= What you should do =
Every line of the material below must be repeated exactly.

= Available data =
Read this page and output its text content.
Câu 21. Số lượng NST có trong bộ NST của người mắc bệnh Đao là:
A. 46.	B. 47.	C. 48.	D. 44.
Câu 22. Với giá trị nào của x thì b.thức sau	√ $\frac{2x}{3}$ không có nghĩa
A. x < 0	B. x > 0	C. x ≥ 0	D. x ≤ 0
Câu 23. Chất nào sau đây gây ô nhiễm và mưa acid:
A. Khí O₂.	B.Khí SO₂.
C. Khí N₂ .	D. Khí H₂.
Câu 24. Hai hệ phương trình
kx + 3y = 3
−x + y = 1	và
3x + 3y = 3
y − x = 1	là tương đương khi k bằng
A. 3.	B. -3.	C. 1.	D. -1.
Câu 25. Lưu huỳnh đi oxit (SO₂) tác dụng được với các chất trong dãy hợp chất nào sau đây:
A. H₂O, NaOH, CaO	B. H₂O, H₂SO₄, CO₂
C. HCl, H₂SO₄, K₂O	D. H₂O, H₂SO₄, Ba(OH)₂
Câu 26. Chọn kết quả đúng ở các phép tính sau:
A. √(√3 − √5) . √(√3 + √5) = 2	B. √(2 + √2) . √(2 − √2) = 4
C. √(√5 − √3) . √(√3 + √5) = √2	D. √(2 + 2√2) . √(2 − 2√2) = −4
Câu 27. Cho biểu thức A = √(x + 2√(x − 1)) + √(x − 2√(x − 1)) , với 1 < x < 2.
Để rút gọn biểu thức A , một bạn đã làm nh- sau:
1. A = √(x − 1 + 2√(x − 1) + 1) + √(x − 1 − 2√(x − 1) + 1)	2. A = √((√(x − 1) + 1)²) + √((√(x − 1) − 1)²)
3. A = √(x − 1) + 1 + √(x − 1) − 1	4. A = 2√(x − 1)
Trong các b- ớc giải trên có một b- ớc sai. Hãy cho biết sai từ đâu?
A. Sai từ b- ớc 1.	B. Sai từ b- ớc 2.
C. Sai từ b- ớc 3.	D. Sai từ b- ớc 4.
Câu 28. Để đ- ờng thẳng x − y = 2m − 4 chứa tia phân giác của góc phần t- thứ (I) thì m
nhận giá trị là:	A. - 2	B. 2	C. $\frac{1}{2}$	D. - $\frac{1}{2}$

= Task solution =
Read this page and output its text content.
Câu 21. Số lượng NST có trong bộ NST của người mắc bệnh Đao là:
A. 46.	B. 47.	C. 48.	D. 44.
Câu 22. Với giá trị nào của x thì b.thức sau	√ $\frac{2x}{3}$ không có nghĩa
A. x < 0	B. x > 0	C. x ≥ 0	D. x ≤ 0
Câu 23. Chất nào sau đây gây ô nhiễm và mưa acid:
A. Khí O₂.	B.Khí SO₂.
C. Khí N₂ .	D. Khí H₂.
Câu 24. Hai hệ phương trình
kx + 3y = 3
−x + y = 1	và
3x + 3y = 3
y − x = 1	là tương đương khi k bằng
A. 3.	B. -3.	C. 1.	D. -1.
Câu 25. Lưu huỳnh đi oxit (SO₂) tác dụng được với các chất trong dãy hợp chất nào sau đây:
A. H₂O, NaOH, CaO	B. H₂O, H₂SO₄, CO₂
C. HCl, H₂SO₄, K₂O	D. H₂O, H₂SO₄, Ba(OH)₂
Câu 26. Chọn kết quả đúng ở các phép tính sau:
A. √(√3 − √5) . √(√3 + √5) = 2	B. √(2 + √2) . √(2 − √2) = 4
C. √(√5 − √3) . √(√3 + √5) = √2	D. √(2 + 2√2) . √(2 − 2√2) = −4
Câu 27. Cho biểu thức A = √(x + 2√(x − 1)) + √(x − 2√(x − 1)) , với 1 < x < 2.
Để rút gọn biểu thức A , một bạn đã làm nh- sau:
1. A = √(x − 1 + 2√(x − 1) + 1) + √(x − 1 − 2√(x − 1) + 1)	2. A = √((√(x − 1) + 1)²) + √((√(x − 1) − 1)²)
3. A = √(x − 1) + 1 + √(x − 1) − 1	4. A = 2√(x − 1)
Trong các b- ớc giải trên có một b- ớc sai. Hãy cho biết sai từ đâu?
A. Sai từ b- ớc 1.	B. Sai từ b- ớc 2.
C. Sai từ b- ớc 3.	D. Sai từ b- ớc 4.
Câu 28. Để đ- ờng thẳng x − y = 2m − 4 chứa tia phân giác của góc phần t- thứ (I) thì m
nhận giá trị là:	A. - 2	B. 2	C. $\frac{1}{2}$	D. - $\frac{1}{2}$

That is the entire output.